> Stored data:
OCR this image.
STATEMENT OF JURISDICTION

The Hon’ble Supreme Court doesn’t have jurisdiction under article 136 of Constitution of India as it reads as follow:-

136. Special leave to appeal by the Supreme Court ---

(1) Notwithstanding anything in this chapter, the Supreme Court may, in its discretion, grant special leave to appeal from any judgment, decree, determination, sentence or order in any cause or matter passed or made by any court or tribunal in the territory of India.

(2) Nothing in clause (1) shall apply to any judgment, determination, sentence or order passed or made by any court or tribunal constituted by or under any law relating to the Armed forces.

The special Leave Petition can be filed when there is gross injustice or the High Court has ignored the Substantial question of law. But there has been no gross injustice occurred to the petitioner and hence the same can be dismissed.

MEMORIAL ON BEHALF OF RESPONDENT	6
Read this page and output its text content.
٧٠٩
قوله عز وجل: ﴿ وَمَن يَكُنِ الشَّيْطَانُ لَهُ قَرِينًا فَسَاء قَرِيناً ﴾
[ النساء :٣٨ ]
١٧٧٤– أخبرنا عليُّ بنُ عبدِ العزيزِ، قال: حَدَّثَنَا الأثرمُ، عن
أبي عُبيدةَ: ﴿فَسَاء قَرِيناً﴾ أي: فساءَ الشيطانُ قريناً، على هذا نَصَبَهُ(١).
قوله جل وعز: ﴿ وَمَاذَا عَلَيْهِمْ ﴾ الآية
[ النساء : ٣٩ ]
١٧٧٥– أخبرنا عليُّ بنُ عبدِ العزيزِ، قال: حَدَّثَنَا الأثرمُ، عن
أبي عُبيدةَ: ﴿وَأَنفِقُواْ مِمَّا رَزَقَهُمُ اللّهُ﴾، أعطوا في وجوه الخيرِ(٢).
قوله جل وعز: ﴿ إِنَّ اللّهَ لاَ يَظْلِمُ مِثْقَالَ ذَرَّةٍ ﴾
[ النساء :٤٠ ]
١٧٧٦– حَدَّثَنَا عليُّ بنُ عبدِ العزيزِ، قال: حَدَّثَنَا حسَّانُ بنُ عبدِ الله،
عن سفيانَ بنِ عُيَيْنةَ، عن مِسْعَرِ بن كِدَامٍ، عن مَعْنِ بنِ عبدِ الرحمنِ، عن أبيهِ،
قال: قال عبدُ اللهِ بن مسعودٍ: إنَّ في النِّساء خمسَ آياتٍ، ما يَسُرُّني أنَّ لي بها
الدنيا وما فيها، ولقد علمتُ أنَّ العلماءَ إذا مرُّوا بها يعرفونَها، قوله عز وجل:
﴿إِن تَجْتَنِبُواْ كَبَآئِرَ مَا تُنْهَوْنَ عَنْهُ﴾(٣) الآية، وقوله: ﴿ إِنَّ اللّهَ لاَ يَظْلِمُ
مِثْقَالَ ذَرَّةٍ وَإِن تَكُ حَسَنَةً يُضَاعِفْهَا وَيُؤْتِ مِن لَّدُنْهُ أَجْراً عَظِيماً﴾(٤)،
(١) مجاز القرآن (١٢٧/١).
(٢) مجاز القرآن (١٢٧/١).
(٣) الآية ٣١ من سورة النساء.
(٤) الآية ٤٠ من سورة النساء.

> Given task:
Repeat the material above in full, keeping every word.

> Reply to the exercise:
OCR this image.
STATEMENT OF JURISDICTION

The Hon’ble Supreme Court doesn’t have jurisdiction under article 136 of Constitution of India as it reads as follow:-

136. Special leave to appeal by the Supreme Court ---

(1) Notwithstanding anything in this chapter, the Supreme Court may, in its discretion, grant special leave to appeal from any judgment, decree, determination, sentence or order in any cause or matter passed or made by any court or tribunal in the territory of India.

(2) Nothing in clause (1) shall apply to any judgment, determination, sentence or order passed or made by any court or tribunal constituted by or under any law relating to the Armed forces.

The special Leave Petition can be filed when there is gross injustice or the High Court has ignored the Substantial question of law. But there has been no gross injustice occurred to the petitioner and hence the same can be dismissed.

MEMORIAL ON BEHALF OF RESPONDENT	6
Read this page and output its text content.
٧٠٩
قوله عز وجل: ﴿ وَمَن يَكُنِ الشَّيْطَانُ لَهُ قَرِينًا فَسَاء قَرِيناً ﴾
[ النساء :٣٨ ]
١٧٧٤– أخبرنا عليُّ بنُ عبدِ العزيزِ، قال: حَدَّثَنَا الأثرمُ، عن
أبي عُبيدةَ: ﴿فَسَاء قَرِيناً﴾ أي: فساءَ الشيطانُ قريناً، على هذا نَصَبَهُ(١).
قوله جل وعز: ﴿ وَمَاذَا عَلَيْهِمْ ﴾ الآية
[ النساء : ٣٩ ]
١٧٧٥– أخبرنا عليُّ بنُ عبدِ العزيزِ، قال: حَدَّثَنَا الأثرمُ، عن
أبي عُبيدةَ: ﴿وَأَنفِقُواْ مِمَّا رَزَقَهُمُ اللّهُ﴾، أعطوا في وجوه الخيرِ(٢).
قوله جل وعز: ﴿ إِنَّ اللّهَ لاَ يَظْلِمُ مِثْقَالَ ذَرَّةٍ ﴾
[ النساء :٤٠ ]
١٧٧٦– حَدَّثَنَا عليُّ بنُ عبدِ العزيزِ، قال: حَدَّثَنَا حسَّانُ بنُ عبدِ الله،
عن سفيانَ بنِ عُيَيْنةَ، عن مِسْعَرِ بن كِدَامٍ، عن مَعْنِ بنِ عبدِ الرحمنِ، عن أبيهِ،
قال: قال عبدُ اللهِ بن مسعودٍ: إنَّ في النِّساء خمسَ آياتٍ، ما يَسُرُّني أنَّ لي بها
الدنيا وما فيها، ولقد علمتُ أنَّ العلماءَ إذا مرُّوا بها يعرفونَها، قوله عز وجل:
﴿إِن تَجْتَنِبُواْ كَبَآئِرَ مَا تُنْهَوْنَ عَنْهُ﴾(٣) الآية، وقوله: ﴿ إِنَّ اللّهَ لاَ يَظْلِمُ
مِثْقَالَ ذَرَّةٍ وَإِن تَكُ حَسَنَةً يُضَاعِفْهَا وَيُؤْتِ مِن لَّدُنْهُ أَجْراً عَظِيماً﴾(٤)،
(١) مجاز القرآن (١٢٧/١).
(٢) مجاز القرآن (١٢٧/١).
(٣) الآية ٣١ من سورة النساء.
(٤) الآية ٤٠ من سورة النساء.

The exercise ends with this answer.